_What the task asks_
Could you copy every line from the material below in which "paper" appears?

_Exercise inputs_
Begin

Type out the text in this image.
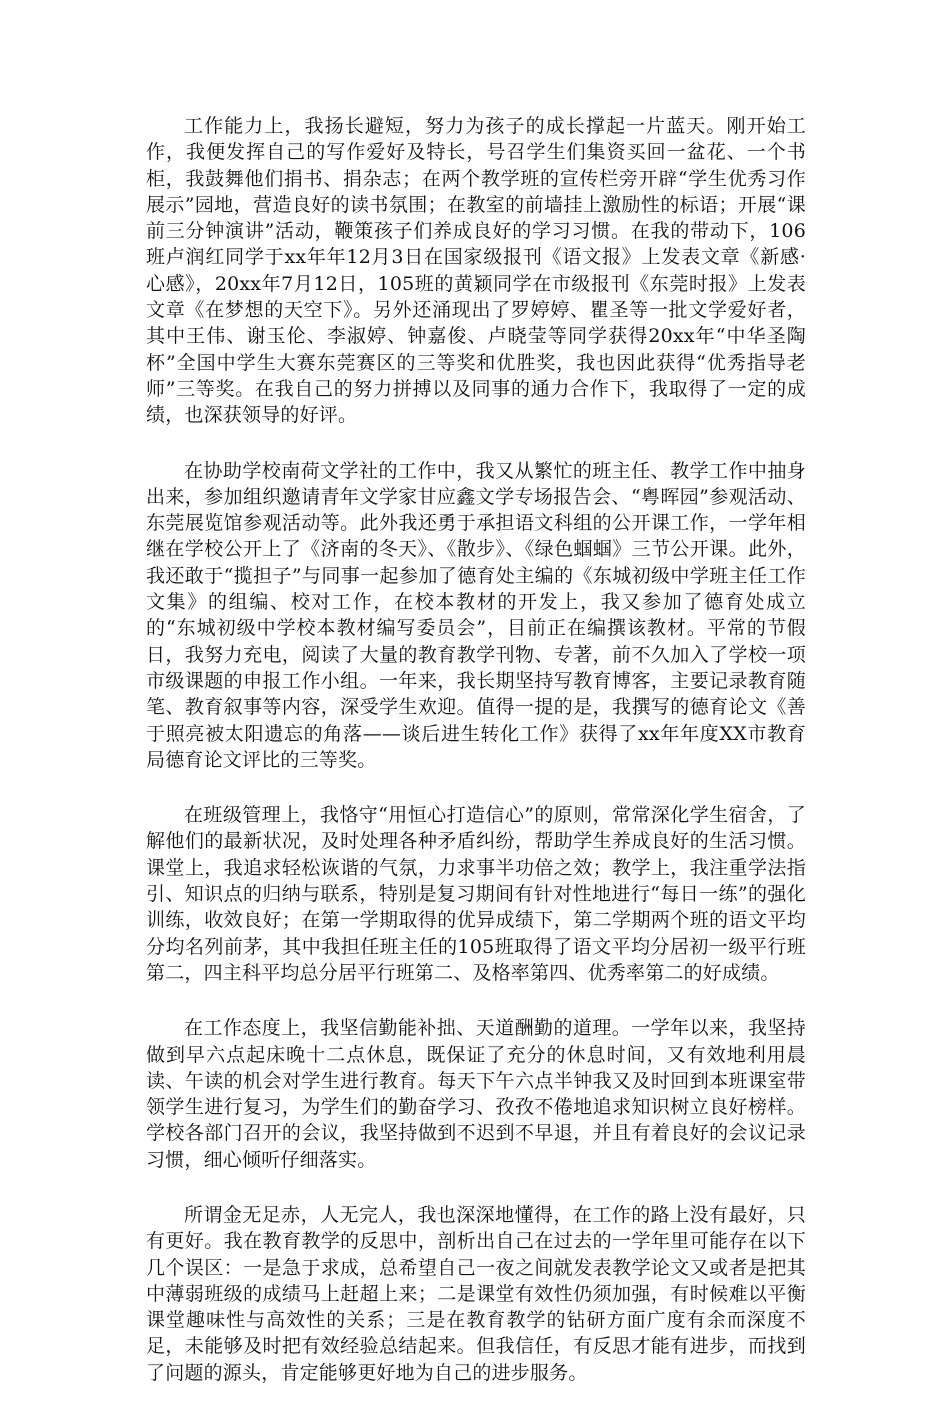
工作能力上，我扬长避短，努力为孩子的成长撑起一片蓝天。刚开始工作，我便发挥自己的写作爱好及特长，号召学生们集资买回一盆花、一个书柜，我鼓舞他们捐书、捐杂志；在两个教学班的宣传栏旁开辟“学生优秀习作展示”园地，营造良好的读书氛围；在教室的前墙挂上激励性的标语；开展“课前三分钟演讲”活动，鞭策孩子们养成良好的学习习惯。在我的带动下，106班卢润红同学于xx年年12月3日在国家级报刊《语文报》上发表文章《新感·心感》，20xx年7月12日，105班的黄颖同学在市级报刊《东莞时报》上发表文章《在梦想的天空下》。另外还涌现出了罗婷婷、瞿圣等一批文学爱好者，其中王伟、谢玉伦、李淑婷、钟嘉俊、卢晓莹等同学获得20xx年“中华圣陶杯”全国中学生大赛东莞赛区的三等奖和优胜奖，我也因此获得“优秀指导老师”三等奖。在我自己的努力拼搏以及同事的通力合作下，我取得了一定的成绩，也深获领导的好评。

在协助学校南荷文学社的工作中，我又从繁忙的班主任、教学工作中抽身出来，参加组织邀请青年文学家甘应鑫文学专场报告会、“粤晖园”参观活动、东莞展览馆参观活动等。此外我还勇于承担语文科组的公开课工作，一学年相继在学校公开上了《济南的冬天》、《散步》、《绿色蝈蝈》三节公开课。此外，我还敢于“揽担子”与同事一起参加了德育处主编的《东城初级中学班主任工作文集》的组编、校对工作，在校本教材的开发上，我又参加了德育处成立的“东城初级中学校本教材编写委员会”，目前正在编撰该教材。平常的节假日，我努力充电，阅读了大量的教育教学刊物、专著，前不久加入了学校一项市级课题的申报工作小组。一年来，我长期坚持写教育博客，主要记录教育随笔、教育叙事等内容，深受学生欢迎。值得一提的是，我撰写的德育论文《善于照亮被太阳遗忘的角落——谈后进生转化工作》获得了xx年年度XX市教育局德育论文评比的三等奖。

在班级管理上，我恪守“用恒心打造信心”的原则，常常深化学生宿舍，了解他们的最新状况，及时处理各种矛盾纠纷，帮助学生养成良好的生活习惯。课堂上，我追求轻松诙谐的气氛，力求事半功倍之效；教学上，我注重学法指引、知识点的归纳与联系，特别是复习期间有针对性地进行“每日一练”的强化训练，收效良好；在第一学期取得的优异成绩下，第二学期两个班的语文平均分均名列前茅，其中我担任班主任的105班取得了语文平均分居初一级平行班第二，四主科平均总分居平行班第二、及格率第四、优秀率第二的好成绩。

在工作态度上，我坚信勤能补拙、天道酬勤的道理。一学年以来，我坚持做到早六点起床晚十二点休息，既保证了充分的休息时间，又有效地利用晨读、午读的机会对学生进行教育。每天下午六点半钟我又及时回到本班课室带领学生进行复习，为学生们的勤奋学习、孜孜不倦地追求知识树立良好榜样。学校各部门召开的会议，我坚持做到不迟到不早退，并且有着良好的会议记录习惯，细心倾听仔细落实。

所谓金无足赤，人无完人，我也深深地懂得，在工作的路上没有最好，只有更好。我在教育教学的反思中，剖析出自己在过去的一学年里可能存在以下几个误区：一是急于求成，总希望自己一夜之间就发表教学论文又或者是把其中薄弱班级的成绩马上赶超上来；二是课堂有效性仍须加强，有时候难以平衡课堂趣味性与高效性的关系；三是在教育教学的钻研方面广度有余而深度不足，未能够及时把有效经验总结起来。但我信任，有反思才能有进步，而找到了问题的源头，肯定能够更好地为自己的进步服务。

End
Begin

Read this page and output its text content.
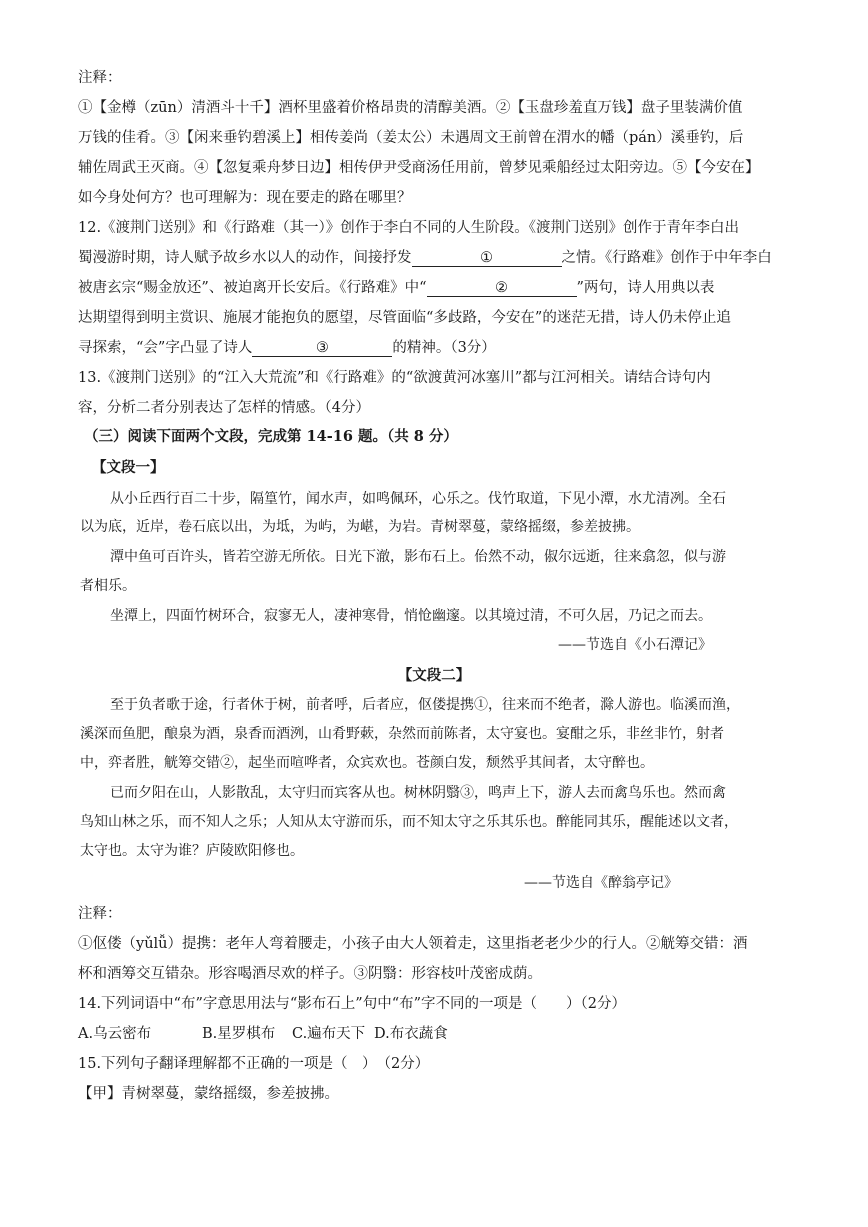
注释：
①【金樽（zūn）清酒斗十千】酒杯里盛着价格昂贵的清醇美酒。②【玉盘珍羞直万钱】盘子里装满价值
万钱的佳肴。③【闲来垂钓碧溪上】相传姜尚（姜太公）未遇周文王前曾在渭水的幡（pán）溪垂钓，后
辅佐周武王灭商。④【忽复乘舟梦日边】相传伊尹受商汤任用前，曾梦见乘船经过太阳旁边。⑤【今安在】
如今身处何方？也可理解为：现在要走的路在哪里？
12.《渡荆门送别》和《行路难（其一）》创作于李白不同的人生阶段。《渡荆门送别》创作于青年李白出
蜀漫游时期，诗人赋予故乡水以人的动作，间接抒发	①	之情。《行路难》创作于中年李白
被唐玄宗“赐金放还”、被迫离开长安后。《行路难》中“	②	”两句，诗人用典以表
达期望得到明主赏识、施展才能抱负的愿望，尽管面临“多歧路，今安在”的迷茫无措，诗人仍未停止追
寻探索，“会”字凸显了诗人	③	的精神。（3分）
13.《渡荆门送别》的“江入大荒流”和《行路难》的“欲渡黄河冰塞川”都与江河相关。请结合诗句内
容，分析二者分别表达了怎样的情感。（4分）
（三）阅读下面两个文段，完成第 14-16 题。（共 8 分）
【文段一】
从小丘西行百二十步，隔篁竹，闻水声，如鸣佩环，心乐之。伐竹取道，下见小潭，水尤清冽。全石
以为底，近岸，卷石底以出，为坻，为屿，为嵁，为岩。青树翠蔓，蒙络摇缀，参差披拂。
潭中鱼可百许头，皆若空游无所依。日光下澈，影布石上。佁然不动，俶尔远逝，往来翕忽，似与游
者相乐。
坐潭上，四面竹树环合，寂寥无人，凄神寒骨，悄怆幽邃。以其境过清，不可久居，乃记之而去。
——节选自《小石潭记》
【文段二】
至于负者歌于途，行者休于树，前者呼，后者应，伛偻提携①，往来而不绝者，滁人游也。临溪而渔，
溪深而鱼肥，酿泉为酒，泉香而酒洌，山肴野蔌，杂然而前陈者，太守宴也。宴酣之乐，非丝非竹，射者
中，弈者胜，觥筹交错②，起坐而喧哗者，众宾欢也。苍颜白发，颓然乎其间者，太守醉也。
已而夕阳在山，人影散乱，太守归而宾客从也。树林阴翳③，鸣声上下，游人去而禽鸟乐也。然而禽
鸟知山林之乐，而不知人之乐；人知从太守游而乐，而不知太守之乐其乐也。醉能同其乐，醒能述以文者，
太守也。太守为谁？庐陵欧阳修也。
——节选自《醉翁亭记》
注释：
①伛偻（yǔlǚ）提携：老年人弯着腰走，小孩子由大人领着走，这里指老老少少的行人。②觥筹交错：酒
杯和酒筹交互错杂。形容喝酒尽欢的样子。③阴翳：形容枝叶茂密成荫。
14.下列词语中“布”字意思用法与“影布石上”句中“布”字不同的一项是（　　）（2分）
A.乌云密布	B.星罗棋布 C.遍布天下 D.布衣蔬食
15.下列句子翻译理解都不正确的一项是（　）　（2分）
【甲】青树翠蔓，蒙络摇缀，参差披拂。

End
Begin

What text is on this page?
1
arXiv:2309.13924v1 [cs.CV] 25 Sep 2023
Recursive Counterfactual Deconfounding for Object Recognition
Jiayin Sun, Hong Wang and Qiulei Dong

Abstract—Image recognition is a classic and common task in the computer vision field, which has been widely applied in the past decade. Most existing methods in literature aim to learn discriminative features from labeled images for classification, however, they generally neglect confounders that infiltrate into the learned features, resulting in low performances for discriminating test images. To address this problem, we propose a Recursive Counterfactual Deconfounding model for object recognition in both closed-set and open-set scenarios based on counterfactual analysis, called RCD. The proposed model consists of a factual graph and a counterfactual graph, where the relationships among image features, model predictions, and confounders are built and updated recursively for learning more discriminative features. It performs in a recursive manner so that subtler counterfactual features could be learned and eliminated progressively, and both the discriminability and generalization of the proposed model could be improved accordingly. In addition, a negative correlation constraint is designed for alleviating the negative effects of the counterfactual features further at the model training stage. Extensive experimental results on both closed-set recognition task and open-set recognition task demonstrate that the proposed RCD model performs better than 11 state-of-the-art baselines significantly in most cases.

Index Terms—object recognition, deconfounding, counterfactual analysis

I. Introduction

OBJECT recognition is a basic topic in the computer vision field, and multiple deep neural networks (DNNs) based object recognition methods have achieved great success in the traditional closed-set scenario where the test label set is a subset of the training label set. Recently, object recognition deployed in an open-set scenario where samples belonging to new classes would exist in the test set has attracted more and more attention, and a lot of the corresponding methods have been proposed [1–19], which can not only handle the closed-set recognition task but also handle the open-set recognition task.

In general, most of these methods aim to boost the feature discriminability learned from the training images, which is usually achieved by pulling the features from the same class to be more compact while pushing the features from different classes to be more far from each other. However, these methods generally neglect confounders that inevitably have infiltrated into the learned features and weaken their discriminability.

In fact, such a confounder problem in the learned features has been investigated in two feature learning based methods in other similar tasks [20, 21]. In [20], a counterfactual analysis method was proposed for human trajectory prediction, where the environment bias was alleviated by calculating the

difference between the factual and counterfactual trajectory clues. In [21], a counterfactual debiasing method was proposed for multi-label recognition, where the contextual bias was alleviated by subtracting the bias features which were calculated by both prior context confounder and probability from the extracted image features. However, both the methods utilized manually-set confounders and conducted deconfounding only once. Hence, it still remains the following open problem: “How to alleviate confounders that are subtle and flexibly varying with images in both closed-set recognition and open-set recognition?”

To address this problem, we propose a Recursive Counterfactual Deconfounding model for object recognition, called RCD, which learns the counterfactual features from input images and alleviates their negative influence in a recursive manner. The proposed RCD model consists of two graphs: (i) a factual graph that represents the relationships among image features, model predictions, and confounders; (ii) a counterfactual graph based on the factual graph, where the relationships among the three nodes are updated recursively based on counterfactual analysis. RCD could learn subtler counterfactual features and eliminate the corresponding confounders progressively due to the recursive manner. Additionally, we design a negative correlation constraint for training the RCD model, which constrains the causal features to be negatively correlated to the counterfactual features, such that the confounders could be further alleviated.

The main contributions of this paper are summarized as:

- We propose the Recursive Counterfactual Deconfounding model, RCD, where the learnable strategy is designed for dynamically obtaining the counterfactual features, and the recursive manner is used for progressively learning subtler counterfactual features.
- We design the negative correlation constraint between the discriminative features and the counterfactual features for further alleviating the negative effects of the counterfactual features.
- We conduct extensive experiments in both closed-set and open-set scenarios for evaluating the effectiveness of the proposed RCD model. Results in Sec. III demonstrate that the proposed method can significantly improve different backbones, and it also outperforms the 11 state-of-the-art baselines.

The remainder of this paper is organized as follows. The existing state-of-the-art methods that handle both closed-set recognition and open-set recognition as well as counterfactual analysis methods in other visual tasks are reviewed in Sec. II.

End

_Final answer_
The main contributions of this paper are summarized as:
The remainder of this paper is organized as follows. The existing state-of-the-art methods that handle both closed-set recognition and open-set recognition as well as counterfactual analysis methods in other visual tasks are reviewed in Sec. II.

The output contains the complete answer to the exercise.